**Task instructions:** Search the data for the string "дома" and gather each line it is in.

[Source data]
..........

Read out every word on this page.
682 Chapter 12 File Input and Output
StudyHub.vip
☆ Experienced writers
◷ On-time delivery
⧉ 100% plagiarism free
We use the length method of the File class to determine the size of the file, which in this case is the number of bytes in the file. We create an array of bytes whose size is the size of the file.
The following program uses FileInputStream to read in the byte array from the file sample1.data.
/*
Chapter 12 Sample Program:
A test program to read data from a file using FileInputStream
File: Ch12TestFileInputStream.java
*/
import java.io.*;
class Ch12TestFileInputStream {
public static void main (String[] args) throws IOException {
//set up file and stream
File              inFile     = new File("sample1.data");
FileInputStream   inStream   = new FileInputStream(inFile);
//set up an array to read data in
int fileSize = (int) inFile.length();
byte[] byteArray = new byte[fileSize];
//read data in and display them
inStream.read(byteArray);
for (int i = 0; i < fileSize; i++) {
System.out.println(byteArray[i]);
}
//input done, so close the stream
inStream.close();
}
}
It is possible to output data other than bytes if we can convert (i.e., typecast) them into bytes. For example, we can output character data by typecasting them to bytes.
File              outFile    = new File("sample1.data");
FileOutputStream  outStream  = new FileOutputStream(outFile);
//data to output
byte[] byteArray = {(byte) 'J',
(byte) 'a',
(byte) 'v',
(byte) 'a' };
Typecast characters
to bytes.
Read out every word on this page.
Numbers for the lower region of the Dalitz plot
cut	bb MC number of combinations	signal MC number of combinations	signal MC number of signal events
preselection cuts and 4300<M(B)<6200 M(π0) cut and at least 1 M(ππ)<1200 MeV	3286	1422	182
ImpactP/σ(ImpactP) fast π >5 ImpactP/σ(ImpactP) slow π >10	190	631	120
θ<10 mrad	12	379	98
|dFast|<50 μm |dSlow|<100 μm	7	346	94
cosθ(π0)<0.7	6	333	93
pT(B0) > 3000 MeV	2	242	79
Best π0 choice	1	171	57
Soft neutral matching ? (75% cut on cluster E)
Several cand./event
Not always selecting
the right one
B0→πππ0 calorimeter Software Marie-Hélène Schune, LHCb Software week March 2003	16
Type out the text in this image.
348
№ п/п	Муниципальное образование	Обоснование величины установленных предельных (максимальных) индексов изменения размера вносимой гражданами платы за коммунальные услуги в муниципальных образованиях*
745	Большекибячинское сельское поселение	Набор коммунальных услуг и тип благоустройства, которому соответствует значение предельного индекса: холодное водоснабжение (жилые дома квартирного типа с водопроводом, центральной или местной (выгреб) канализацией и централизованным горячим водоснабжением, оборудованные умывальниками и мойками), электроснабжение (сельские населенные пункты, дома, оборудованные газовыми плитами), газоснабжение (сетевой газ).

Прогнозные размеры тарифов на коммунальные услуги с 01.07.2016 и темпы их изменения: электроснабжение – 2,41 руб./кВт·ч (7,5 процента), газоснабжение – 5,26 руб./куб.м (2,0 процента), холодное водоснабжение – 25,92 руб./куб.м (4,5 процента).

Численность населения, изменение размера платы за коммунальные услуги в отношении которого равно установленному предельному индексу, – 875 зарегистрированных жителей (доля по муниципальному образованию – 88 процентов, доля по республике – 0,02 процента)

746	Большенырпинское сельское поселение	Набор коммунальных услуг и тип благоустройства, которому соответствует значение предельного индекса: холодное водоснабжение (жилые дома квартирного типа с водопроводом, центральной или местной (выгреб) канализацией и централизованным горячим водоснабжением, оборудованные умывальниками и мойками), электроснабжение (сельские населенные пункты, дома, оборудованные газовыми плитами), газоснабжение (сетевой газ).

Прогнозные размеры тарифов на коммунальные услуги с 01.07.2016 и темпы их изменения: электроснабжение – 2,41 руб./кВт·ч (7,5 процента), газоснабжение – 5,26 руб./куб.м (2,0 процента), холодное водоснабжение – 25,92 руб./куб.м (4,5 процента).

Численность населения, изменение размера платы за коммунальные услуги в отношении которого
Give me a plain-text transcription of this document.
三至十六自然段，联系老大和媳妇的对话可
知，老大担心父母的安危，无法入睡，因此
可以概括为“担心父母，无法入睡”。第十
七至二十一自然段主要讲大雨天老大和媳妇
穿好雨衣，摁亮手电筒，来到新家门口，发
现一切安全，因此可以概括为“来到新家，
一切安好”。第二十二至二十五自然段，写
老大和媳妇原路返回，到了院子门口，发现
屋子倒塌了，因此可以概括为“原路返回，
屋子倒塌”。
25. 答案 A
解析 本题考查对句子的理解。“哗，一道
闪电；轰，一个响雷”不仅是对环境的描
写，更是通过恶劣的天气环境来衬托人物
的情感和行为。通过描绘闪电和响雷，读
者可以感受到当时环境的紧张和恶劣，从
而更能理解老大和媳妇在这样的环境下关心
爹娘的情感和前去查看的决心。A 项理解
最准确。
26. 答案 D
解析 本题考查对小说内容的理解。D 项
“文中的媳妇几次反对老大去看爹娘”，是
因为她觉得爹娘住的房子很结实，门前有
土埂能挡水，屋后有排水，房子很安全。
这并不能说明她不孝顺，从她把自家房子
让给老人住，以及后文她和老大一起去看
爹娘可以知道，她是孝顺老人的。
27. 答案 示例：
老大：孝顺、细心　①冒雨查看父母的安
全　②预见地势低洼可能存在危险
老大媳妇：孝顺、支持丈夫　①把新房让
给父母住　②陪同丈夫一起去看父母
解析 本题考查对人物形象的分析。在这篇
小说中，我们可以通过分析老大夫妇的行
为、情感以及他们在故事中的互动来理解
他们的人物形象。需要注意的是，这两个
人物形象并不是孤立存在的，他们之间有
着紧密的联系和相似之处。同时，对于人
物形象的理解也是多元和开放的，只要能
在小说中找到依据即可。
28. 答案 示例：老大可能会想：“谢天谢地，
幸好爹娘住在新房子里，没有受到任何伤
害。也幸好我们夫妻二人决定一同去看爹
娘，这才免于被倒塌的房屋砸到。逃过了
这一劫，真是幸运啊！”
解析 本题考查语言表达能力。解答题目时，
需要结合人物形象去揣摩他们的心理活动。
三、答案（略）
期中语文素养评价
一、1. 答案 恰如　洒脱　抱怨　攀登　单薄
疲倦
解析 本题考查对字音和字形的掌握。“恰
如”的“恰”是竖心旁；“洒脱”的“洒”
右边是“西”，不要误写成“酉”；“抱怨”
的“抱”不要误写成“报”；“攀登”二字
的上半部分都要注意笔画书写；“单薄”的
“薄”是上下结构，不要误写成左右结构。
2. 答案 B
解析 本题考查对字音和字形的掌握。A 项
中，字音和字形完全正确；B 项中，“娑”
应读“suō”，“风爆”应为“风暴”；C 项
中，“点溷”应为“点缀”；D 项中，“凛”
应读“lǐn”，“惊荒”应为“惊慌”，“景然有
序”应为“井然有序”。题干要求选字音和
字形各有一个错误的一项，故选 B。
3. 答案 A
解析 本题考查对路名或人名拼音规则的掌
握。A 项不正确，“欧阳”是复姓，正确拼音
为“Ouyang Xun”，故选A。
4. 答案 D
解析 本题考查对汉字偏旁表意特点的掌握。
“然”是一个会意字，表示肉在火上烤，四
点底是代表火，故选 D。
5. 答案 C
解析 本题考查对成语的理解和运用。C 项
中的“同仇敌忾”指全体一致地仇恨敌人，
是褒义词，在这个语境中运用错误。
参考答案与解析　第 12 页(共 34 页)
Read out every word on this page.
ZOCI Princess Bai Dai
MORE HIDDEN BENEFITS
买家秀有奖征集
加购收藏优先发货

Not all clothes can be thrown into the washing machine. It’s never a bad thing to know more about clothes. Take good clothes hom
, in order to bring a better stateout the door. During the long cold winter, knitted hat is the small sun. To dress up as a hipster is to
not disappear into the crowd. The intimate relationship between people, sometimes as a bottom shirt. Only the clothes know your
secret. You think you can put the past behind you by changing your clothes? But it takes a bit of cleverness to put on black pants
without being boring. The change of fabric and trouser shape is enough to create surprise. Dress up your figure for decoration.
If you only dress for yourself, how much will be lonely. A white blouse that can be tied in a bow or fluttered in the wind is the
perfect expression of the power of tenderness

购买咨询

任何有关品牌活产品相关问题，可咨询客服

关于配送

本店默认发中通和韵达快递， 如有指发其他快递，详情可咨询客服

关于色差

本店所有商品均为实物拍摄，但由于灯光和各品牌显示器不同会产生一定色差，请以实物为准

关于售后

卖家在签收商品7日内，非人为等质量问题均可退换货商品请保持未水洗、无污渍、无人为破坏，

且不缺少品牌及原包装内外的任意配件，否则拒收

..........

**Reply to the exercise:**
745	Большекибячинское сельское поселение	Набор коммунальных услуг и тип благоустройства, которому соответствует значение предельного индекса: холодное водоснабжение (жилые дома квартирного типа с водопроводом, центральной или местной (выгреб) канализацией и централизованным горячим водоснабжением, оборудованные умывальниками и мойками), электроснабжение (сельские населенные пункты, дома, оборудованные газовыми плитами), газоснабжение (сетевой газ).
746	Большенырпинское сельское поселение	Набор коммунальных услуг и тип благоустройства, которому соответствует значение предельного индекса: холодное водоснабжение (жилые дома квартирного типа с водопроводом, центральной или местной (выгреб) канализацией и централизованным горячим водоснабжением, оборудованные умывальниками и мойками), электроснабжение (сельские населенные пункты, дома, оборудованные газовыми плитами), газоснабжение (сетевой газ).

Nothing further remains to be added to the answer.